• _STATED GOAL_
Could you write out the records below exactly as they appear?

— BEGIN EXTRACTED MATERIAL —

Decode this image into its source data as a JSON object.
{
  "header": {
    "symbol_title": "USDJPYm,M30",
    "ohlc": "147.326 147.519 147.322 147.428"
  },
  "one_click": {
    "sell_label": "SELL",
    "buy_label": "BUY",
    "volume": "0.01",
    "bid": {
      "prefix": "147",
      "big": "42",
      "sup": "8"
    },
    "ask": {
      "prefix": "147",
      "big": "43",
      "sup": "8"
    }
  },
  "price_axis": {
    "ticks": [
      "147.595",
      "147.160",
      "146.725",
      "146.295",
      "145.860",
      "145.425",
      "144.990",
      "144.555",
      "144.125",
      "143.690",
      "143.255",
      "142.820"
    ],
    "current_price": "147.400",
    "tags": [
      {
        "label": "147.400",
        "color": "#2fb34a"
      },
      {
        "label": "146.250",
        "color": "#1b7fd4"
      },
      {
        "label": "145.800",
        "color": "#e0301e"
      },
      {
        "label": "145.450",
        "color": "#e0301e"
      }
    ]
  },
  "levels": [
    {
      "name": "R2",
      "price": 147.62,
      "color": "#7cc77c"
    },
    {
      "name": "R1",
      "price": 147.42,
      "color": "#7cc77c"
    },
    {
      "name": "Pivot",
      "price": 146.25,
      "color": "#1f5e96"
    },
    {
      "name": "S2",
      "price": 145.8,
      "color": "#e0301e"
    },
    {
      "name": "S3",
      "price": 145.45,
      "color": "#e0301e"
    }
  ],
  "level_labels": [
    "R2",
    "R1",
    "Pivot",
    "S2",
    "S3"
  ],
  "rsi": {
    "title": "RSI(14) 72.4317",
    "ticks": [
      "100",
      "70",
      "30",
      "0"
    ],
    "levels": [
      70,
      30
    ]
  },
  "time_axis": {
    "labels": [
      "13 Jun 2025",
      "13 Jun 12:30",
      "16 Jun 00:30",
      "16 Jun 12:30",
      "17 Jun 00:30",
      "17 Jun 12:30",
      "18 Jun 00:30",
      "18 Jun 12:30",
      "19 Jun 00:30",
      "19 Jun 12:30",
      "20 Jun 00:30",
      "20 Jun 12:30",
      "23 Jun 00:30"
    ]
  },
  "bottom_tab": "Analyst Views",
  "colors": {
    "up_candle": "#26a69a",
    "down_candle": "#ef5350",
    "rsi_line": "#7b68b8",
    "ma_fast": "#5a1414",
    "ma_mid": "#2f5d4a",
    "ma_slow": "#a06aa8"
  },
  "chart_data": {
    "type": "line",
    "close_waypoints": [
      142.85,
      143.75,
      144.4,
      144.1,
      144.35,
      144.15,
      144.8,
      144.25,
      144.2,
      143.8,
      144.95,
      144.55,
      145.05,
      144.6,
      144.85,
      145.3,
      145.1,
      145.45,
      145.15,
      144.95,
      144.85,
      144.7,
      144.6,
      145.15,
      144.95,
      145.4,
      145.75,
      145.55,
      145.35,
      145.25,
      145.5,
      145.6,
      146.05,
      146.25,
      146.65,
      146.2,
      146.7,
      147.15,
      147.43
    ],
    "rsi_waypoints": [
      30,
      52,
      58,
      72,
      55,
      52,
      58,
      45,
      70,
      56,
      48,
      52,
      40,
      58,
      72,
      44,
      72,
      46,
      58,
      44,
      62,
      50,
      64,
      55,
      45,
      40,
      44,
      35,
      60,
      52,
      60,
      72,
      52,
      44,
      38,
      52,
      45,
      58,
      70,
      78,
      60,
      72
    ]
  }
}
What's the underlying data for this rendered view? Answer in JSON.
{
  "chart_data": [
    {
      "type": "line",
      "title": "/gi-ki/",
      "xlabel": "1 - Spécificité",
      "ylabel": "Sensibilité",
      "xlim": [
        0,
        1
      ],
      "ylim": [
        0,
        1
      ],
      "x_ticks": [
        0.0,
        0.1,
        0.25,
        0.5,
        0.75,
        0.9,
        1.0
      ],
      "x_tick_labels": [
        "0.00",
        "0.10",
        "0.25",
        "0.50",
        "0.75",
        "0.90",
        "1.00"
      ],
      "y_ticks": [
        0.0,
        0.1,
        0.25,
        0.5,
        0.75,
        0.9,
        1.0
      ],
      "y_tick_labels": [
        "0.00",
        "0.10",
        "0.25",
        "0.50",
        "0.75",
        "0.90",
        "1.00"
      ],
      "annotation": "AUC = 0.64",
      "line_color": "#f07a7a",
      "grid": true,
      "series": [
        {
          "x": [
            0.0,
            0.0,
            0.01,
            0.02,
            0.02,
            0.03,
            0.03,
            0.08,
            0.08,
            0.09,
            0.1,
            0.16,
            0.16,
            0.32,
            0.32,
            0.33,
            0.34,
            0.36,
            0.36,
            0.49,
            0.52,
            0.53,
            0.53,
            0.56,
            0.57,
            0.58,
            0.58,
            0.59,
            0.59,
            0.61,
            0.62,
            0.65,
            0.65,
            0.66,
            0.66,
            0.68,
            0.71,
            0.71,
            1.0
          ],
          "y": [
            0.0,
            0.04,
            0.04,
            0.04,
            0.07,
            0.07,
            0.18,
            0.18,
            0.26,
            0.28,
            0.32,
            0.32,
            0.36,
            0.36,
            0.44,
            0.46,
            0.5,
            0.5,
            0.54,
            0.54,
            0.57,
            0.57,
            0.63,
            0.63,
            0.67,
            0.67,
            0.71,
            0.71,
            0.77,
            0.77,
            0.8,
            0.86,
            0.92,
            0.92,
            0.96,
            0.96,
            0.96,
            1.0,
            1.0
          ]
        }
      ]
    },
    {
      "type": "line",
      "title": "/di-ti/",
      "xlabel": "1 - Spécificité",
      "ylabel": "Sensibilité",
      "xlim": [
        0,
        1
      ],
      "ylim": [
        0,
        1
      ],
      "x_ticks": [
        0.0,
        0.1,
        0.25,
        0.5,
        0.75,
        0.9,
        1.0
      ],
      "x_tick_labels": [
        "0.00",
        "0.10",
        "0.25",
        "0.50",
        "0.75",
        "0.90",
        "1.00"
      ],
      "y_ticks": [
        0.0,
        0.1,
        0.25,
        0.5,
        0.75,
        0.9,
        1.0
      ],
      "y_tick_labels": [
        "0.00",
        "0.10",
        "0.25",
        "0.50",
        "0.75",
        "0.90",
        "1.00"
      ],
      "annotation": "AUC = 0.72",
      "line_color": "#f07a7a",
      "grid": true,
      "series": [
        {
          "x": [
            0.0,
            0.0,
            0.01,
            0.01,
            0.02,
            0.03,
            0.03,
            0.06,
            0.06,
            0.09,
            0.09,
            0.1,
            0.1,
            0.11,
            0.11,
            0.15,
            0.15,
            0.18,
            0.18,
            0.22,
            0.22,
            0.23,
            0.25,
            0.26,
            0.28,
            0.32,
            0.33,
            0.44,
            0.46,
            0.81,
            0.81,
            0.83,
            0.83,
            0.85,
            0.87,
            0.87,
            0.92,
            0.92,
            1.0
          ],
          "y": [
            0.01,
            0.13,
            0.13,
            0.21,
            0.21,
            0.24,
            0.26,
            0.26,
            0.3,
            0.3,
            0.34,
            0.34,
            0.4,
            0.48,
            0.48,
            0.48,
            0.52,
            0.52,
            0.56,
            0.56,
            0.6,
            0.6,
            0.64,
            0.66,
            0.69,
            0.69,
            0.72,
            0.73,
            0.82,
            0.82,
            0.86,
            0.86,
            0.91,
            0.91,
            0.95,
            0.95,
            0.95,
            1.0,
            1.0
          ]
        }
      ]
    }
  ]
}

— END EXTRACTED MATERIAL —

• _EXPECTED ANSWER_
Decode this image into its source data as a JSON object.
{
  "header": {
    "symbol_title": "USDJPYm,M30",
    "ohlc": "147.326 147.519 147.322 147.428"
  },
  "one_click": {
    "sell_label": "SELL",
    "buy_label": "BUY",
    "volume": "0.01",
    "bid": {
      "prefix": "147",
      "big": "42",
      "sup": "8"
    },
    "ask": {
      "prefix": "147",
      "big": "43",
      "sup": "8"
    }
  },
  "price_axis": {
    "ticks": [
      "147.595",
      "147.160",
      "146.725",
      "146.295",
      "145.860",
      "145.425",
      "144.990",
      "144.555",
      "144.125",
      "143.690",
      "143.255",
      "142.820"
    ],
    "current_price": "147.400",
    "tags": [
      {
        "label": "147.400",
        "color": "#2fb34a"
      },
      {
        "label": "146.250",
        "color": "#1b7fd4"
      },
      {
        "label": "145.800",
        "color": "#e0301e"
      },
      {
        "label": "145.450",
        "color": "#e0301e"
      }
    ]
  },
  "levels": [
    {
      "name": "R2",
      "price": 147.62,
      "color": "#7cc77c"
    },
    {
      "name": "R1",
      "price": 147.42,
      "color": "#7cc77c"
    },
    {
      "name": "Pivot",
      "price": 146.25,
      "color": "#1f5e96"
    },
    {
      "name": "S2",
      "price": 145.8,
      "color": "#e0301e"
    },
    {
      "name": "S3",
      "price": 145.45,
      "color": "#e0301e"
    }
  ],
  "level_labels": [
    "R2",
    "R1",
    "Pivot",
    "S2",
    "S3"
  ],
  "rsi": {
    "title": "RSI(14) 72.4317",
    "ticks": [
      "100",
      "70",
      "30",
      "0"
    ],
    "levels": [
      70,
      30
    ]
  },
  "time_axis": {
    "labels": [
      "13 Jun 2025",
      "13 Jun 12:30",
      "16 Jun 00:30",
      "16 Jun 12:30",
      "17 Jun 00:30",
      "17 Jun 12:30",
      "18 Jun 00:30",
      "18 Jun 12:30",
      "19 Jun 00:30",
      "19 Jun 12:30",
      "20 Jun 00:30",
      "20 Jun 12:30",
      "23 Jun 00:30"
    ]
  },
  "bottom_tab": "Analyst Views",
  "colors": {
    "up_candle": "#26a69a",
    "down_candle": "#ef5350",
    "rsi_line": "#7b68b8",
    "ma_fast": "#5a1414",
    "ma_mid": "#2f5d4a",
    "ma_slow": "#a06aa8"
  },
  "chart_data": {
    "type": "line",
    "close_waypoints": [
      142.85,
      143.75,
      144.4,
      144.1,
      144.35,
      144.15,
      144.8,
      144.25,
      144.2,
      143.8,
      144.95,
      144.55,
      145.05,
      144.6,
      144.85,
      145.3,
      145.1,
      145.45,
      145.15,
      144.95,
      144.85,
      144.7,
      144.6,
      145.15,
      144.95,
      145.4,
      145.75,
      145.55,
      145.35,
      145.25,
      145.5,
      145.6,
      146.05,
      146.25,
      146.65,
      146.2,
      146.7,
      147.15,
      147.43
    ],
    "rsi_waypoints": [
      30,
      52,
      58,
      72,
      55,
      52,
      58,
      45,
      70,
      56,
      48,
      52,
      40,
      58,
      72,
      44,
      72,
      46,
      58,
      44,
      62,
      50,
      64,
      55,
      45,
      40,
      44,
      35,
      60,
      52,
      60,
      72,
      52,
      44,
      38,
      52,
      45,
      58,
      70,
      78,
      60,
      72
    ]
  }
}
What's the underlying data for this rendered view? Answer in JSON.
{
  "chart_data": [
    {
      "type": "line",
      "title": "/gi-ki/",
      "xlabel": "1 - Spécificité",
      "ylabel": "Sensibilité",
      "xlim": [
        0,
        1
      ],
      "ylim": [
        0,
        1
      ],
      "x_ticks": [
        0.0,
        0.1,
        0.25,
        0.5,
        0.75,
        0.9,
        1.0
      ],
      "x_tick_labels": [
        "0.00",
        "0.10",
        "0.25",
        "0.50",
        "0.75",
        "0.90",
        "1.00"
      ],
      "y_ticks": [
        0.0,
        0.1,
        0.25,
        0.5,
        0.75,
        0.9,
        1.0
      ],
      "y_tick_labels": [
        "0.00",
        "0.10",
        "0.25",
        "0.50",
        "0.75",
        "0.90",
        "1.00"
      ],
      "annotation": "AUC = 0.64",
      "line_color": "#f07a7a",
      "grid": true,
      "series": [
        {
          "x": [
            0.0,
            0.0,
            0.01,
            0.02,
            0.02,
            0.03,
            0.03,
            0.08,
            0.08,
            0.09,
            0.1,
            0.16,
            0.16,
            0.32,
            0.32,
            0.33,
            0.34,
            0.36,
            0.36,
            0.49,
            0.52,
            0.53,
            0.53,
            0.56,
            0.57,
            0.58,
            0.58,
            0.59,
            0.59,
            0.61,
            0.62,
            0.65,
            0.65,
            0.66,
            0.66,
            0.68,
            0.71,
            0.71,
            1.0
          ],
          "y": [
            0.0,
            0.04,
            0.04,
            0.04,
            0.07,
            0.07,
            0.18,
            0.18,
            0.26,
            0.28,
            0.32,
            0.32,
            0.36,
            0.36,
            0.44,
            0.46,
            0.5,
            0.5,
            0.54,
            0.54,
            0.57,
            0.57,
            0.63,
            0.63,
            0.67,
            0.67,
            0.71,
            0.71,
            0.77,
            0.77,
            0.8,
            0.86,
            0.92,
            0.92,
            0.96,
            0.96,
            0.96,
            1.0,
            1.0
          ]
        }
      ]
    },
    {
      "type": "line",
      "title": "/di-ti/",
      "xlabel": "1 - Spécificité",
      "ylabel": "Sensibilité",
      "xlim": [
        0,
        1
      ],
      "ylim": [
        0,
        1
      ],
      "x_ticks": [
        0.0,
        0.1,
        0.25,
        0.5,
        0.75,
        0.9,
        1.0
      ],
      "x_tick_labels": [
        "0.00",
        "0.10",
        "0.25",
        "0.50",
        "0.75",
        "0.90",
        "1.00"
      ],
      "y_ticks": [
        0.0,
        0.1,
        0.25,
        0.5,
        0.75,
        0.9,
        1.0
      ],
      "y_tick_labels": [
        "0.00",
        "0.10",
        "0.25",
        "0.50",
        "0.75",
        "0.90",
        "1.00"
      ],
      "annotation": "AUC = 0.72",
      "line_color": "#f07a7a",
      "grid": true,
      "series": [
        {
          "x": [
            0.0,
            0.0,
            0.01,
            0.01,
            0.02,
            0.03,
            0.03,
            0.06,
            0.06,
            0.09,
            0.09,
            0.1,
            0.1,
            0.11,
            0.11,
            0.15,
            0.15,
            0.18,
            0.18,
            0.22,
            0.22,
            0.23,
            0.25,
            0.26,
            0.28,
            0.32,
            0.33,
            0.44,
            0.46,
            0.81,
            0.81,
            0.83,
            0.83,
            0.85,
            0.87,
            0.87,
            0.92,
            0.92,
            1.0
          ],
          "y": [
            0.01,
            0.13,
            0.13,
            0.21,
            0.21,
            0.24,
            0.26,
            0.26,
            0.3,
            0.3,
            0.34,
            0.34,
            0.4,
            0.48,
            0.48,
            0.48,
            0.52,
            0.52,
            0.56,
            0.56,
            0.6,
            0.6,
            0.64,
            0.66,
            0.69,
            0.69,
            0.72,
            0.73,
            0.82,
            0.82,
            0.86,
            0.86,
            0.91,
            0.91,
            0.95,
            0.95,
            0.95,
            1.0,
            1.0
          ]
        }
      ]
    }
  ]
}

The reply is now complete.